WHAT IS REQUIRED: In the records below, count every line containing "下列叙述错误的是". Reply with the number only.

Data records:
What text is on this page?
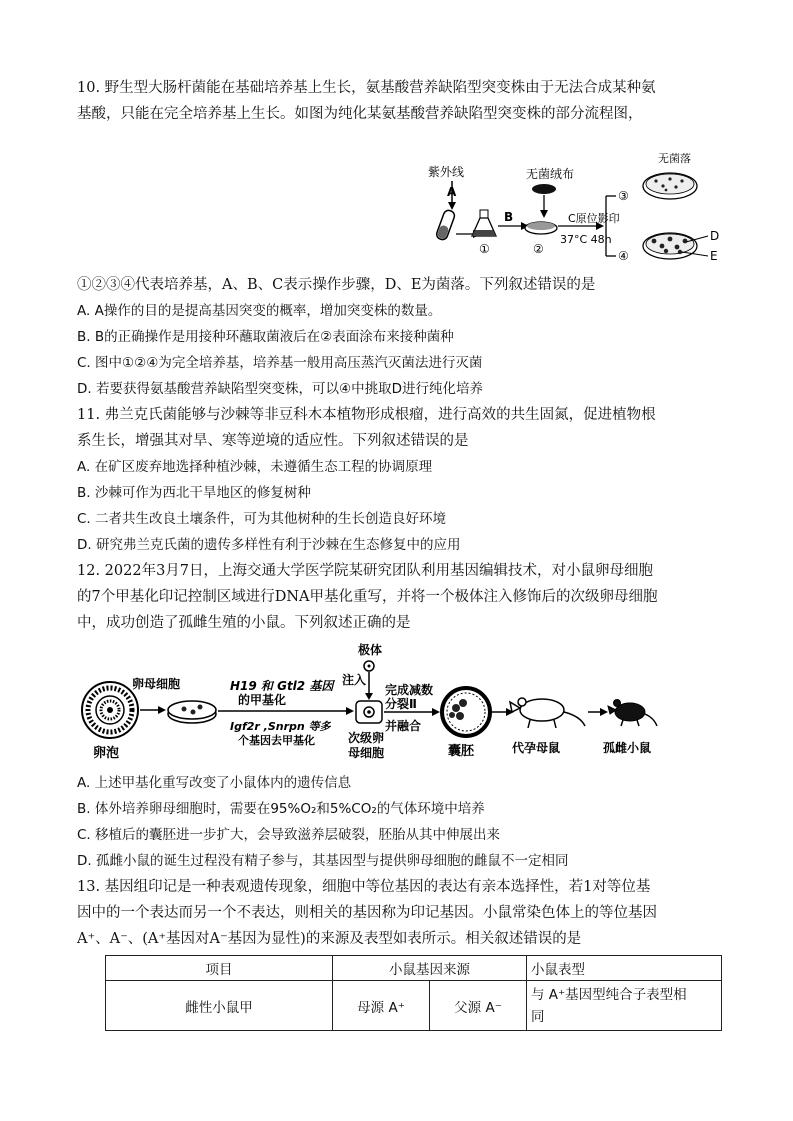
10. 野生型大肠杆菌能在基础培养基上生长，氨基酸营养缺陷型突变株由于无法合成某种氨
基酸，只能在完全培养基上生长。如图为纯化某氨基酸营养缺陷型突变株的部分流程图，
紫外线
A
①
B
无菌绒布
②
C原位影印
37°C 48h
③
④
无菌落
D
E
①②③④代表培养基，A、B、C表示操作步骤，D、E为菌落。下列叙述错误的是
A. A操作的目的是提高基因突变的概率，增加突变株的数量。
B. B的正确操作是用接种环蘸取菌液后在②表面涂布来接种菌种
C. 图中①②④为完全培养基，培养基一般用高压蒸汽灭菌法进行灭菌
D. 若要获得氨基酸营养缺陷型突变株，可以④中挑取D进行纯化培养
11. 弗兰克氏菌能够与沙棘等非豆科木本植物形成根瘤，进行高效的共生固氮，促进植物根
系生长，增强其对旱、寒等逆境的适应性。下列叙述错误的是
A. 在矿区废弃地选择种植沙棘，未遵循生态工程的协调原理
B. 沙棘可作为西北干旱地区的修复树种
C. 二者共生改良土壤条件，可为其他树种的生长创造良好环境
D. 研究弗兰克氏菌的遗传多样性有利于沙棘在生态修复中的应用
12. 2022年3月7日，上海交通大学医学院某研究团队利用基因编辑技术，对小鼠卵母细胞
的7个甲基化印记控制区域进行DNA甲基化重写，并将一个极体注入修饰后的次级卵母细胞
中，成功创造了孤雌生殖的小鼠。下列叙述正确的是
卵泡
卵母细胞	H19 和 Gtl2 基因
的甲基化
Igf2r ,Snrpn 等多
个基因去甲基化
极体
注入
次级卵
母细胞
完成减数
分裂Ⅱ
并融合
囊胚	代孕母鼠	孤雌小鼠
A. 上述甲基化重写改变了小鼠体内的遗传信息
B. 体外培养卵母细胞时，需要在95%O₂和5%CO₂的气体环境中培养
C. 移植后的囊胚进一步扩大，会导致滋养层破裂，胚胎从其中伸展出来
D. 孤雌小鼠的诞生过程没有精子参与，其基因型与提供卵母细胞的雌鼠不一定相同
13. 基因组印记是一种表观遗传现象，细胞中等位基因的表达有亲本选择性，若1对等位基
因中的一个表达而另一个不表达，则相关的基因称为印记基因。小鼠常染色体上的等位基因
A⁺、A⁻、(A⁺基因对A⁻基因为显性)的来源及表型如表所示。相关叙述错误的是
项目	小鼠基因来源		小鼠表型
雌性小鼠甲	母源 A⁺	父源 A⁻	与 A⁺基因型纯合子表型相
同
--
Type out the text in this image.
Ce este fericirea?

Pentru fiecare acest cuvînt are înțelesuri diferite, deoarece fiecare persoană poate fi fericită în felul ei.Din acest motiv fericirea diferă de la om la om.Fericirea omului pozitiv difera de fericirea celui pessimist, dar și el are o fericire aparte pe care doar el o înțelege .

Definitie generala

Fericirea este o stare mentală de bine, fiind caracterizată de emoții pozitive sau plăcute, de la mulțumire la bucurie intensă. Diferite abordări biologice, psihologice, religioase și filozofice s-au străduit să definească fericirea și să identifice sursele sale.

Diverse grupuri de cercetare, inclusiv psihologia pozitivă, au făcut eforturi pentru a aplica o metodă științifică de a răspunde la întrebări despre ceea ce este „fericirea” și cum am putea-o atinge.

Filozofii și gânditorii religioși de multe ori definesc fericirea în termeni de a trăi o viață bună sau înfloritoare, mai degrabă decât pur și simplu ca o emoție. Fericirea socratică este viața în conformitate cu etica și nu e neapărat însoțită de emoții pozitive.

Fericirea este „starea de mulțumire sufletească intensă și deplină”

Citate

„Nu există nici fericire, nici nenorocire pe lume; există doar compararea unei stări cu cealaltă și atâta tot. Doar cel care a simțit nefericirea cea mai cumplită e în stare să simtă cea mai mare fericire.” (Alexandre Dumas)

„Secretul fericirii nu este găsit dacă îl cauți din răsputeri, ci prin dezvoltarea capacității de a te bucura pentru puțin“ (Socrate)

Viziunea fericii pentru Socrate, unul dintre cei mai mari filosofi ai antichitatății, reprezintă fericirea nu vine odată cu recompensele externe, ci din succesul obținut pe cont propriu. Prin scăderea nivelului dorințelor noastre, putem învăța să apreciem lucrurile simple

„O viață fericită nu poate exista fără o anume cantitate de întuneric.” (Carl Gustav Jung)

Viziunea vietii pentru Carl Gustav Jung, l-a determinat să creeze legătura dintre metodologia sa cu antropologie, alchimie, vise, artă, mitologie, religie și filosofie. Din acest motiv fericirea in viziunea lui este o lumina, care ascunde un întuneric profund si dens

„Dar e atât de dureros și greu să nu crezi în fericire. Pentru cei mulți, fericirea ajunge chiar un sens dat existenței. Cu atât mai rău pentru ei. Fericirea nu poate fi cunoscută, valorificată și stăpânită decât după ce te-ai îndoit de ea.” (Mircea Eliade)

SOLUTION FOR THIS PROBLEM: 2